→ EXERCISE AIM:
Each record is to be given again precisely as written.

Dataset entries
+++
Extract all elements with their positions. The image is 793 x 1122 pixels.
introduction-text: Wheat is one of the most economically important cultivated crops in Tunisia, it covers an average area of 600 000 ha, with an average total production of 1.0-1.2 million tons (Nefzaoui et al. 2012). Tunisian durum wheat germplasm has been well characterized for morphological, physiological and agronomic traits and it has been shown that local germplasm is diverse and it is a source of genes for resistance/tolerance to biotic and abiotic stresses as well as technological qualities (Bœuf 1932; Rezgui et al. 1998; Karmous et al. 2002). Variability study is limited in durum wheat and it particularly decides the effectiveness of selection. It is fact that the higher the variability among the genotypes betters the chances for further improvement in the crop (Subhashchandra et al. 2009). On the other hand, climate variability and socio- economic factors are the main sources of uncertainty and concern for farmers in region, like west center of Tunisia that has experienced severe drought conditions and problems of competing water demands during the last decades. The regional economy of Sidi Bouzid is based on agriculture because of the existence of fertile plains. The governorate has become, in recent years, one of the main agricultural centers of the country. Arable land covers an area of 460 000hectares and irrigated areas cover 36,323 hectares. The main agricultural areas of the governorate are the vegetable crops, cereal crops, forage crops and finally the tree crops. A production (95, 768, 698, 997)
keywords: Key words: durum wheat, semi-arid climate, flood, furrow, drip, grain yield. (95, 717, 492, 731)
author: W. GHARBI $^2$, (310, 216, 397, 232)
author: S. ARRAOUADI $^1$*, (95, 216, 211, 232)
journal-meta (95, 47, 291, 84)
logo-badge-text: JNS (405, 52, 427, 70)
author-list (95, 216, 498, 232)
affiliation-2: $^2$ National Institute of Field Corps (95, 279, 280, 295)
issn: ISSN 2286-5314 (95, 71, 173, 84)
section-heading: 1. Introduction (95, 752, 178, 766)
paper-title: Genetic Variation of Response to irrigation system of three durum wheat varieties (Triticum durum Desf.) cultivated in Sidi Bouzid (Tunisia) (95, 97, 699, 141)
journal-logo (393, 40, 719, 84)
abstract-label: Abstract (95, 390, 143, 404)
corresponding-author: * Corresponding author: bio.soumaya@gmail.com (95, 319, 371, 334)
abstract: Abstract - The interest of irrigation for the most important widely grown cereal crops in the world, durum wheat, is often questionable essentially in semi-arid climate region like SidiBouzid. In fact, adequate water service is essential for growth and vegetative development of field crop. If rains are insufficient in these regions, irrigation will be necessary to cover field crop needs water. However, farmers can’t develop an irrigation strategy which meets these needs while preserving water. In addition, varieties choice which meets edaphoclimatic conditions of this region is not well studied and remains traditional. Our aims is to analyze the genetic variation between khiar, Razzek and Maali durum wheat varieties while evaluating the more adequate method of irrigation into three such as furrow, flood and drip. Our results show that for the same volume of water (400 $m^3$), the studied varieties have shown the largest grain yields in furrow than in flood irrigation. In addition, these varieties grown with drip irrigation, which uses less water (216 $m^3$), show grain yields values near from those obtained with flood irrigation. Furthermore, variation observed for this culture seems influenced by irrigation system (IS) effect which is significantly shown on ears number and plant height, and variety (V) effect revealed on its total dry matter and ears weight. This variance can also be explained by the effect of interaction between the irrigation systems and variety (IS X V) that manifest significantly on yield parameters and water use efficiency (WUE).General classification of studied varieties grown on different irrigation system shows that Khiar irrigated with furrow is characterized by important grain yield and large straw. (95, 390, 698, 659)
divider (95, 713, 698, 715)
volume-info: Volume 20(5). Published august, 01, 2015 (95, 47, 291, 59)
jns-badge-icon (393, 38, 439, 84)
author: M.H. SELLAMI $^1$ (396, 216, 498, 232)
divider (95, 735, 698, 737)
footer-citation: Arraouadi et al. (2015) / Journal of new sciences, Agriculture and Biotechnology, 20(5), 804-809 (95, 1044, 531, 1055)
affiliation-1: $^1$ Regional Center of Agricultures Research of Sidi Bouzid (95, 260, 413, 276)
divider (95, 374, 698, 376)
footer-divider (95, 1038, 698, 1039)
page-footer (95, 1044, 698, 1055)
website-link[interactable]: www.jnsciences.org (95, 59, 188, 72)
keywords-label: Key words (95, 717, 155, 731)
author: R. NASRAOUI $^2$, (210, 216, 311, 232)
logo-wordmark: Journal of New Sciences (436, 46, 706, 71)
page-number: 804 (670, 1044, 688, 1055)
+++
→ EXPECTED OUTPUT:
Extract all elements with their positions. The image is 793 x 1122 pixels.
introduction-text: Wheat is one of the most economically important cultivated crops in Tunisia, it covers an average area of 600 000 ha, with an average total production of 1.0-1.2 million tons (Nefzaoui et al. 2012). Tunisian durum wheat germplasm has been well characterized for morphological, physiological and agronomic traits and it has been shown that local germplasm is diverse and it is a source of genes for resistance/tolerance to biotic and abiotic stresses as well as technological qualities (Bœuf 1932; Rezgui et al. 1998; Karmous et al. 2002). Variability study is limited in durum wheat and it particularly decides the effectiveness of selection. It is fact that the higher the variability among the genotypes betters the chances for further improvement in the crop (Subhashchandra et al. 2009). On the other hand, climate variability and socio- economic factors are the main sources of uncertainty and concern for farmers in region, like west center of Tunisia that has experienced severe drought conditions and problems of competing water demands during the last decades. The regional economy of Sidi Bouzid is based on agriculture because of the existence of fertile plains. The governorate has become, in recent years, one of the main agricultural centers of the country. Arable land covers an area of 460 000hectares and irrigated areas cover 36,323 hectares. The main agricultural areas of the governorate are the vegetable crops, cereal crops, forage crops and finally the tree crops. A production (95, 768, 698, 997)
keywords: Key words: durum wheat, semi-arid climate, flood, furrow, drip, grain yield. (95, 717, 492, 731)
author: W. GHARBI $^2$, (310, 216, 397, 232)
author: S. ARRAOUADI $^1$*, (95, 216, 211, 232)
journal-meta (95, 47, 291, 84)
logo-badge-text: JNS (405, 52, 427, 70)
author-list (95, 216, 498, 232)
affiliation-2: $^2$ National Institute of Field Corps (95, 279, 280, 295)
issn: ISSN 2286-5314 (95, 71, 173, 84)
section-heading: 1. Introduction (95, 752, 178, 766)
paper-title: Genetic Variation of Response to irrigation system of three durum wheat varieties (Triticum durum Desf.) cultivated in Sidi Bouzid (Tunisia) (95, 97, 699, 141)
journal-logo (393, 40, 719, 84)
abstract-label: Abstract (95, 390, 143, 404)
corresponding-author: * Corresponding author: bio.soumaya@gmail.com (95, 319, 371, 334)
abstract: Abstract - The interest of irrigation for the most important widely grown cereal crops in the world, durum wheat, is often questionable essentially in semi-arid climate region like SidiBouzid. In fact, adequate water service is essential for growth and vegetative development of field crop. If rains are insufficient in these regions, irrigation will be necessary to cover field crop needs water. However, farmers can’t develop an irrigation strategy which meets these needs while preserving water. In addition, varieties choice which meets edaphoclimatic conditions of this region is not well studied and remains traditional. Our aims is to analyze the genetic variation between khiar, Razzek and Maali durum wheat varieties while evaluating the more adequate method of irrigation into three such as furrow, flood and drip. Our results show that for the same volume of water (400 $m^3$), the studied varieties have shown the largest grain yields in furrow than in flood irrigation. In addition, these varieties grown with drip irrigation, which uses less water (216 $m^3$), show grain yields values near from those obtained with flood irrigation. Furthermore, variation observed for this culture seems influenced by irrigation system (IS) effect which is significantly shown on ears number and plant height, and variety (V) effect revealed on its total dry matter and ears weight. This variance can also be explained by the effect of interaction between the irrigation systems and variety (IS X V) that manifest significantly on yield parameters and water use efficiency (WUE).General classification of studied varieties grown on different irrigation system shows that Khiar irrigated with furrow is characterized by important grain yield and large straw. (95, 390, 698, 659)
divider (95, 713, 698, 715)
volume-info: Volume 20(5). Published august, 01, 2015 (95, 47, 291, 59)
jns-badge-icon (393, 38, 439, 84)
author: M.H. SELLAMI $^1$ (396, 216, 498, 232)
divider (95, 735, 698, 737)
footer-citation: Arraouadi et al. (2015) / Journal of new sciences, Agriculture and Biotechnology, 20(5), 804-809 (95, 1044, 531, 1055)
affiliation-1: $^1$ Regional Center of Agricultures Research of Sidi Bouzid (95, 260, 413, 276)
divider (95, 374, 698, 376)
footer-divider (95, 1038, 698, 1039)
page-footer (95, 1044, 698, 1055)
website-link[interactable]: www.jnsciences.org (95, 59, 188, 72)
keywords-label: Key words (95, 717, 155, 731)
author: R. NASRAOUI $^2$, (210, 216, 311, 232)
logo-wordmark: Journal of New Sciences (436, 46, 706, 71)
page-number: 804 (670, 1044, 688, 1055)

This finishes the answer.